▸ What is asked: Collect all lines from the listing that include the string "colormap".

▸ Material shown:
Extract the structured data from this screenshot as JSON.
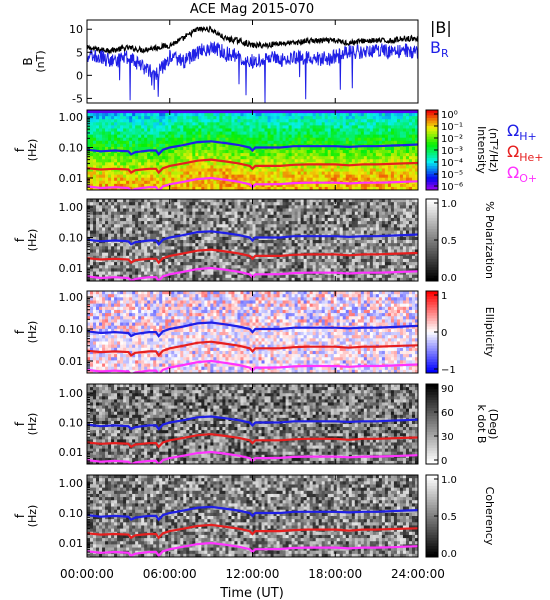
{
  "title": "ACE Mag 2015-070",
  "xlabel": "Time (UT)",
  "xticks": [
    "00:00:00",
    "06:00:00",
    "12:00:00",
    "18:00:00",
    "24:00:00"
  ],
  "colors": {
    "B_total": "#000000",
    "B_R": "#1f1fe6",
    "omega_H": "#1f1fe6",
    "omega_He": "#e61f1f",
    "omega_O": "#ff33ff"
  },
  "chart_data": [
    {
      "type": "line",
      "panel": "B",
      "ylabel_line1": "B",
      "ylabel_line2": "(nT)",
      "ylim": [
        -6,
        12
      ],
      "yticks": [
        "10",
        "5",
        "0",
        "-5"
      ],
      "x_hours": [
        0,
        1,
        2,
        3,
        4,
        5,
        6,
        7,
        8,
        9,
        10,
        11,
        12,
        13,
        14,
        15,
        16,
        17,
        18,
        19,
        20,
        21,
        22,
        23,
        24
      ],
      "series": [
        {
          "name": "|B|",
          "legend": "|B|",
          "color_key": "B_total",
          "values": [
            6,
            5.5,
            5.5,
            6,
            5.5,
            6,
            6.5,
            8,
            10,
            10,
            8,
            7.5,
            6.5,
            6.5,
            7,
            7,
            7.5,
            7.5,
            7.5,
            7,
            7.5,
            7.5,
            7.5,
            8,
            8
          ]
        },
        {
          "name": "B_R",
          "legend_main": "B",
          "legend_sub": "R",
          "color_key": "B_R",
          "values": [
            4,
            4,
            3,
            4,
            2,
            0,
            4,
            3,
            5,
            6,
            5,
            4,
            3,
            4,
            3.5,
            4,
            4,
            3.5,
            4,
            5,
            5,
            5.5,
            5,
            5.5,
            5
          ]
        }
      ]
    },
    {
      "type": "heatmap",
      "panel": "intensity",
      "colormap": "rainbow",
      "ylabel_line1": "f",
      "ylabel_line2": "(Hz)",
      "yticks": [
        "1.00",
        "0.10",
        "0.01"
      ],
      "colorbar_ticks": [
        "10⁰",
        "10⁻¹",
        "10⁻²",
        "10⁻³",
        "10⁻⁴",
        "10⁻⁵",
        "10⁻⁶"
      ],
      "colorbar_label": "Intensity",
      "colorbar_unit": "(nT²/Hz)",
      "legend": [
        {
          "main": "Ω",
          "sub": "H+",
          "color_key": "omega_H"
        },
        {
          "main": "Ω",
          "sub": "He+",
          "color_key": "omega_He"
        },
        {
          "main": "Ω",
          "sub": "O+",
          "color_key": "omega_O"
        }
      ]
    },
    {
      "type": "heatmap",
      "panel": "polarization",
      "colormap": "gray",
      "ylabel_line1": "f",
      "ylabel_line2": "(Hz)",
      "yticks": [
        "1.00",
        "0.10",
        "0.01"
      ],
      "colorbar_ticks": [
        "1.0",
        "0.5",
        "0.0"
      ],
      "colorbar_label": "% Polarization"
    },
    {
      "type": "heatmap",
      "panel": "ellipticity",
      "colormap": "bwr",
      "ylabel_line1": "f",
      "ylabel_line2": "(Hz)",
      "yticks": [
        "1.00",
        "0.10",
        "0.01"
      ],
      "colorbar_ticks": [
        "1",
        "0",
        "−1"
      ],
      "colorbar_label": "Ellipticity"
    },
    {
      "type": "heatmap",
      "panel": "kdotb",
      "colormap": "gray_inv",
      "ylabel_line1": "f",
      "ylabel_line2": "(Hz)",
      "yticks": [
        "1.00",
        "0.10",
        "0.01"
      ],
      "colorbar_ticks": [
        "90",
        "60",
        "30",
        "0"
      ],
      "colorbar_label": "k dot B",
      "colorbar_unit": "(Deg)"
    },
    {
      "type": "heatmap",
      "panel": "coherency",
      "colormap": "gray",
      "ylabel_line1": "f",
      "ylabel_line2": "(Hz)",
      "yticks": [
        "1.00",
        "0.10",
        "0.01"
      ],
      "colorbar_ticks": [
        "1.0",
        "0.5",
        "0.0"
      ],
      "colorbar_label": "Coherency"
    }
  ],
  "gyrofrequency_lines": {
    "x_hours": [
      0,
      1,
      2,
      3,
      3.2,
      3.5,
      4,
      4.5,
      5,
      5.2,
      5.5,
      6,
      7,
      8,
      9,
      10,
      11,
      11.8,
      12,
      12.2,
      13,
      14,
      15,
      16,
      17,
      18,
      19,
      20,
      21,
      22,
      23,
      24
    ],
    "omega_H_hz": [
      0.085,
      0.075,
      0.08,
      0.075,
      0.06,
      0.07,
      0.075,
      0.08,
      0.08,
      0.06,
      0.085,
      0.1,
      0.12,
      0.15,
      0.16,
      0.14,
      0.12,
      0.1,
      0.08,
      0.1,
      0.1,
      0.1,
      0.11,
      0.11,
      0.11,
      0.11,
      0.105,
      0.11,
      0.11,
      0.115,
      0.12,
      0.125
    ],
    "omega_He_hz": [
      0.021,
      0.019,
      0.02,
      0.019,
      0.015,
      0.018,
      0.019,
      0.02,
      0.02,
      0.015,
      0.021,
      0.025,
      0.03,
      0.037,
      0.04,
      0.035,
      0.03,
      0.025,
      0.02,
      0.025,
      0.025,
      0.025,
      0.027,
      0.028,
      0.028,
      0.028,
      0.026,
      0.028,
      0.028,
      0.029,
      0.03,
      0.031
    ],
    "omega_O_hz": [
      0.0053,
      0.0047,
      0.005,
      0.0047,
      0.0038,
      0.0044,
      0.0047,
      0.005,
      0.005,
      0.0038,
      0.0053,
      0.0062,
      0.0075,
      0.0092,
      0.01,
      0.0088,
      0.0075,
      0.0062,
      0.005,
      0.0062,
      0.0062,
      0.0063,
      0.0068,
      0.007,
      0.007,
      0.007,
      0.0066,
      0.007,
      0.007,
      0.0072,
      0.0075,
      0.0078
    ]
  }
}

▸ Task solution:
      "colormap": "rainbow",
      "colormap": "gray",
      "colormap": "bwr",
      "colormap": "gray_inv",
      "colormap": "gray",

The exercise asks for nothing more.